* [WHAT IS EXPECTED] Drop the pictures and restate the rest of the listing word for word.

=== DATA SHOWN ===

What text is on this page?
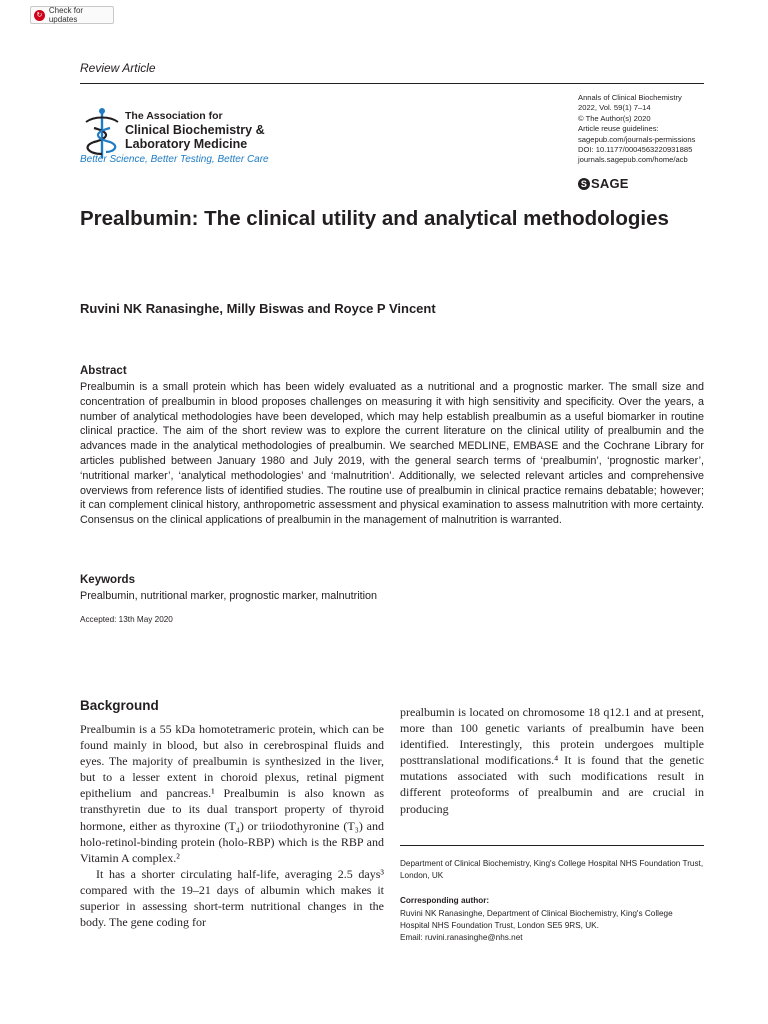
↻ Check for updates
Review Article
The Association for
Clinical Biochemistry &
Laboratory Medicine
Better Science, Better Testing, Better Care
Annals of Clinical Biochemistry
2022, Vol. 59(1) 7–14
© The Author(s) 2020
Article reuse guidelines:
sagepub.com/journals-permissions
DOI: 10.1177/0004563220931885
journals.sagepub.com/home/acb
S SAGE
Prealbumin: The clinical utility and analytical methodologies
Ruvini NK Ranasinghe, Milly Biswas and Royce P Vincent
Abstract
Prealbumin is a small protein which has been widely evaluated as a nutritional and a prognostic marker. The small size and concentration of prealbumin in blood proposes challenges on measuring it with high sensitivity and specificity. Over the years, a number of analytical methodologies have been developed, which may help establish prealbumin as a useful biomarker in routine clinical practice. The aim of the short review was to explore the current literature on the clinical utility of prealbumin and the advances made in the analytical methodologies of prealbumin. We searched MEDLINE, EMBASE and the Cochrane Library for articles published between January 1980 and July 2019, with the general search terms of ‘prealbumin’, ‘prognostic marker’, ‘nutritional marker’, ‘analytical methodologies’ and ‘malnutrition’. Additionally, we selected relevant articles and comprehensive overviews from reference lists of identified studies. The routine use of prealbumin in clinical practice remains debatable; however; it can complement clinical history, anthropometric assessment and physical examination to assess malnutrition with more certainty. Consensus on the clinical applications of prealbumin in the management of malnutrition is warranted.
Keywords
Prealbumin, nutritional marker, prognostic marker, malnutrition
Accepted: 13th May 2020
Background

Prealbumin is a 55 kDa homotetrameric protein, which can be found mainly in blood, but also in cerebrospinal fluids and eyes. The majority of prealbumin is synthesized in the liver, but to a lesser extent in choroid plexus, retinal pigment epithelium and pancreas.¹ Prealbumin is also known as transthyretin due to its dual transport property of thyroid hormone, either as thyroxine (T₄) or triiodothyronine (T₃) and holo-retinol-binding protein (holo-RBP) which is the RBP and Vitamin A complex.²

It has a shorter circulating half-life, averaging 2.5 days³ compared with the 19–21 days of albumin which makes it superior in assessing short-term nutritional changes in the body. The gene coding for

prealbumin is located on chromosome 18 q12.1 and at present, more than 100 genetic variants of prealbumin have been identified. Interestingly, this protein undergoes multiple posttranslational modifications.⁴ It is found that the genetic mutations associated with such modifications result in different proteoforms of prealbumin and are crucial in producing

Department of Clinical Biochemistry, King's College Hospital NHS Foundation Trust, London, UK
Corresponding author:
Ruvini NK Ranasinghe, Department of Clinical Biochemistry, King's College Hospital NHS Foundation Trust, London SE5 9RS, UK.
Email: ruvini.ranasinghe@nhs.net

===

* [TASK RESPONSE]
What text is on this page?
↻ Check for updates
Review Article
The Association for
Clinical Biochemistry &
Laboratory Medicine
Better Science, Better Testing, Better Care
Annals of Clinical Biochemistry
2022, Vol. 59(1) 7–14
© The Author(s) 2020
Article reuse guidelines:
sagepub.com/journals-permissions
DOI: 10.1177/0004563220931885
journals.sagepub.com/home/acb
S SAGE
Prealbumin: The clinical utility and analytical methodologies
Ruvini NK Ranasinghe, Milly Biswas and Royce P Vincent
Abstract
Prealbumin is a small protein which has been widely evaluated as a nutritional and a prognostic marker. The small size and concentration of prealbumin in blood proposes challenges on measuring it with high sensitivity and specificity. Over the years, a number of analytical methodologies have been developed, which may help establish prealbumin as a useful biomarker in routine clinical practice. The aim of the short review was to explore the current literature on the clinical utility of prealbumin and the advances made in the analytical methodologies of prealbumin. We searched MEDLINE, EMBASE and the Cochrane Library for articles published between January 1980 and July 2019, with the general search terms of ‘prealbumin’, ‘prognostic marker’, ‘nutritional marker’, ‘analytical methodologies’ and ‘malnutrition’. Additionally, we selected relevant articles and comprehensive overviews from reference lists of identified studies. The routine use of prealbumin in clinical practice remains debatable; however; it can complement clinical history, anthropometric assessment and physical examination to assess malnutrition with more certainty. Consensus on the clinical applications of prealbumin in the management of malnutrition is warranted.
Keywords
Prealbumin, nutritional marker, prognostic marker, malnutrition
Accepted: 13th May 2020
Background

Prealbumin is a 55 kDa homotetrameric protein, which can be found mainly in blood, but also in cerebrospinal fluids and eyes. The majority of prealbumin is synthesized in the liver, but to a lesser extent in choroid plexus, retinal pigment epithelium and pancreas.¹ Prealbumin is also known as transthyretin due to its dual transport property of thyroid hormone, either as thyroxine (T₄) or triiodothyronine (T₃) and holo-retinol-binding protein (holo-RBP) which is the RBP and Vitamin A complex.²

It has a shorter circulating half-life, averaging 2.5 days³ compared with the 19–21 days of albumin which makes it superior in assessing short-term nutritional changes in the body. The gene coding for

prealbumin is located on chromosome 18 q12.1 and at present, more than 100 genetic variants of prealbumin have been identified. Interestingly, this protein undergoes multiple posttranslational modifications.⁴ It is found that the genetic mutations associated with such modifications result in different proteoforms of prealbumin and are crucial in producing

Department of Clinical Biochemistry, King's College Hospital NHS Foundation Trust, London, UK
Corresponding author:
Ruvini NK Ranasinghe, Department of Clinical Biochemistry, King's College Hospital NHS Foundation Trust, London SE5 9RS, UK.
Email: ruvini.ranasinghe@nhs.net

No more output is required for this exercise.